When Parks and Recreation hit the screens, the mockumentary comedy did not find immediate success among the audience. Despite targeting the sitcom crowds, the series found itself falling on the radar of a much larger viewership as it took off on the back of the success of other sitcoms like The Office.
Despite being originally created as a spin-off of the Steve Carell series, Parks and Recreation was anything but a poor copy of the former. With a pre-fame Chris Pratt, Adam Scott, Nick Offerman, Aubrey Plaza, and SNL legend Amy Poehler at the helm, the NBC comedy stood a class apart once it found steady ground with the audience.
Parks and Recreation began as The Office spin-off
After the widely renowned success of The Office as created by Greg Daniels and writer Michael Schur, the duo went on to focus on other sitcoms modeled in the style of a mockumentary. Soon after, Parks and Recreation was created as an extension of the Steve Carell sitcom with hints of satire in the midst.
However, whereas The Office simply focused on situational and dysfunctional comedy at its core, Parks and Recreation made itself up to be a semi-political satire mockumentary that concentrates on the everyday lives of bureaucrats and their tiresome dealings with red-tapism at every level of the government.
Despite sounding too monotonous to be regarded as a proper sitcom, Parks and Recreation was nothing if not off-beat, quirky, eccentric, and every bit as unconditionally funny as its predecessor. Its low-key, hyper-realistic tone often put the audience at odds with just how stylistically similar the series was to The Office.
When it came to the structure and theme of the show, however, Parks and Rec did not borrow all of its elements from The Office. Rather, it was a widely acclaimed NBC political drama that inspired the sitcom’s narrative style.

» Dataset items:
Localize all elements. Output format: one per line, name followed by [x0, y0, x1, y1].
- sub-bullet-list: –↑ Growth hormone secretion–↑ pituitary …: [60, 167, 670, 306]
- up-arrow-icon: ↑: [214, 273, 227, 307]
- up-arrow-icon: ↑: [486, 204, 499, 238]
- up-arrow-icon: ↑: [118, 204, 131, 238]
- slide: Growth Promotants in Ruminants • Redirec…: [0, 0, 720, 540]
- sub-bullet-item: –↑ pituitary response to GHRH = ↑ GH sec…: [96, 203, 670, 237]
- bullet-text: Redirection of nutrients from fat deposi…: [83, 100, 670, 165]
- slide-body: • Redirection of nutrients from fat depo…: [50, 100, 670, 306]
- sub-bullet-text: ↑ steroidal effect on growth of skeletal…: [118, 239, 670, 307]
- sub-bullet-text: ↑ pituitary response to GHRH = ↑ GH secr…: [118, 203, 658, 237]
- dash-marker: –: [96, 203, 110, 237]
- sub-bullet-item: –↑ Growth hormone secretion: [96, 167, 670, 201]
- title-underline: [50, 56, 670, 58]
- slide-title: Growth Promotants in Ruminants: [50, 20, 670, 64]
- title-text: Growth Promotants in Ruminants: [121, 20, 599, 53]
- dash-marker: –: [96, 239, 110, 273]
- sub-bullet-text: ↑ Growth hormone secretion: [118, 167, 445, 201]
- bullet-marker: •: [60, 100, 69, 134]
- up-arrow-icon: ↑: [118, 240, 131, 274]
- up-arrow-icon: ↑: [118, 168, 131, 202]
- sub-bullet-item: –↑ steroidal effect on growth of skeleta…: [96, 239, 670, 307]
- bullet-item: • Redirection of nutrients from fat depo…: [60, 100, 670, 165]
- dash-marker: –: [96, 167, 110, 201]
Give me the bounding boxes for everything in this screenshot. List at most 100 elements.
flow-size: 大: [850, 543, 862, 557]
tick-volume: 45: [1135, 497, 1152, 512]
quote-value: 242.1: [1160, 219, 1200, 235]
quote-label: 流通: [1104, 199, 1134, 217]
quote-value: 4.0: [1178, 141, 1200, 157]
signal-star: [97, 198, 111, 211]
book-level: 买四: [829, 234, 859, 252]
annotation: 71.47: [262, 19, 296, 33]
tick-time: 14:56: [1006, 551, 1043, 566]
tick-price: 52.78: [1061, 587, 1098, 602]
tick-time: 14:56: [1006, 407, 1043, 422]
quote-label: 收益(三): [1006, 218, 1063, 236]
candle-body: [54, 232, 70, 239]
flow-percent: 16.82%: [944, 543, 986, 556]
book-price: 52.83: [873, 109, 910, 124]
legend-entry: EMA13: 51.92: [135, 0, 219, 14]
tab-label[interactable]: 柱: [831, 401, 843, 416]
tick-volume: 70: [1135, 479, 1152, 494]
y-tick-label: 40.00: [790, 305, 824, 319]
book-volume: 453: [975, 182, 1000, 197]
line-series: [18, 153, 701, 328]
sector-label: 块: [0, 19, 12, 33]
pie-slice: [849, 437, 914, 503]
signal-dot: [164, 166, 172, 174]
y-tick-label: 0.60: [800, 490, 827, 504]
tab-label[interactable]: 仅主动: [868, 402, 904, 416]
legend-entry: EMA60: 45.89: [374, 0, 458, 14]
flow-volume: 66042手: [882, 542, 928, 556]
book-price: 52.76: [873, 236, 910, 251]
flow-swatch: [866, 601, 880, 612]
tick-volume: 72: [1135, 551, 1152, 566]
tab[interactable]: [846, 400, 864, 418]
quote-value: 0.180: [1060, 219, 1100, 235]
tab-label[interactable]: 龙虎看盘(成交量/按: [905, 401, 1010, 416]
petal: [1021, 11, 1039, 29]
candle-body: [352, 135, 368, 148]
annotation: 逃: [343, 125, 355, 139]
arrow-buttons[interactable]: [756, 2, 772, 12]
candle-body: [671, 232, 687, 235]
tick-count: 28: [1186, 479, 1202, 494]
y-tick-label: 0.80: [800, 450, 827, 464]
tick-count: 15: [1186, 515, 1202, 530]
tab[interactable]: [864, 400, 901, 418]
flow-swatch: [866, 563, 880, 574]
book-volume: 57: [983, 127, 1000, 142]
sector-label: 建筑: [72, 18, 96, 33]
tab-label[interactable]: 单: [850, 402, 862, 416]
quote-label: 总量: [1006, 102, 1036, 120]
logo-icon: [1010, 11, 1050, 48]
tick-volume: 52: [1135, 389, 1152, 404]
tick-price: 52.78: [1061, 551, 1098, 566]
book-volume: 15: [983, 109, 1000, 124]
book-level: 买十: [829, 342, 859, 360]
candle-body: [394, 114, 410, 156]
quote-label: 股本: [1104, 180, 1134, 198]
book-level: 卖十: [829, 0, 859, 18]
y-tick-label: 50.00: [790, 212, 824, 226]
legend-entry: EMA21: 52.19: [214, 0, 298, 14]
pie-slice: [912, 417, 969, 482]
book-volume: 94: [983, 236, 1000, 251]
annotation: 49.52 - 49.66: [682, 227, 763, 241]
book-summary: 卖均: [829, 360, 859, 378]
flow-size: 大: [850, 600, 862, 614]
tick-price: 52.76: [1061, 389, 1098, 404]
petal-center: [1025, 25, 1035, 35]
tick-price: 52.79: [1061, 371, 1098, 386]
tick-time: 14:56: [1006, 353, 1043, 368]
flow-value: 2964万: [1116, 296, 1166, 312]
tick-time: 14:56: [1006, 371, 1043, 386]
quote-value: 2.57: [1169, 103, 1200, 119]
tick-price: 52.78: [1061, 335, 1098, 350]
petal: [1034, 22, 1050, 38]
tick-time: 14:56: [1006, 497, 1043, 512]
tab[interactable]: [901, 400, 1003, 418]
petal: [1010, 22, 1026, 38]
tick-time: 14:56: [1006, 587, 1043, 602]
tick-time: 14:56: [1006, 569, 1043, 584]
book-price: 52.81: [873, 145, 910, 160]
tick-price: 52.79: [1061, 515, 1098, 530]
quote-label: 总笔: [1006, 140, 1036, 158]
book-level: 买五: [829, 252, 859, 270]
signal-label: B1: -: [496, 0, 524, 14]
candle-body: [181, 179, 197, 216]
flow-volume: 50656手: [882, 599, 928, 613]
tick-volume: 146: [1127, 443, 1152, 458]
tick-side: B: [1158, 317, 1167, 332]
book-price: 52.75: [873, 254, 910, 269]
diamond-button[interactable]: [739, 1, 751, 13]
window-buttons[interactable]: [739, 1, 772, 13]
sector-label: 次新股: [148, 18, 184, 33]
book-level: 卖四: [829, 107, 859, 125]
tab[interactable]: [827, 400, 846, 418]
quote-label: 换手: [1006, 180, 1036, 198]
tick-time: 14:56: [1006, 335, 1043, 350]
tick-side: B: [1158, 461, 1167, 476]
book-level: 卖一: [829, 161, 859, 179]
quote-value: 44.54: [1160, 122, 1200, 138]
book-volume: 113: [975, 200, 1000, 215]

» Your tasks:
[1] Who does the Parks and Recreation article credit with creating The Office?
[2] List every actor the Parks and Recreation article names as being at the helm of the NBC comedy.
[3] Return the part of the Parks and Recreation article from "Despite being originally" up to and including "with the audience.".

» Solutions by task:
[1] Greg Daniels and writer Michael Schur.

[2] Chris Pratt, Adam Scott, Nick Offerman, Aubrey Plaza, Amy Poehler

[3]
Despite being originally created as a spin-off of the Steve Carell series, Parks and Recreation was anything but a poor copy of the former. With a pre-fame Chris Pratt, Adam Scott, Nick Offerman, Aubrey Plaza, and SNL legend Amy Poehler at the helm, the NBC comedy stood a class apart once it found steady ground with the audience.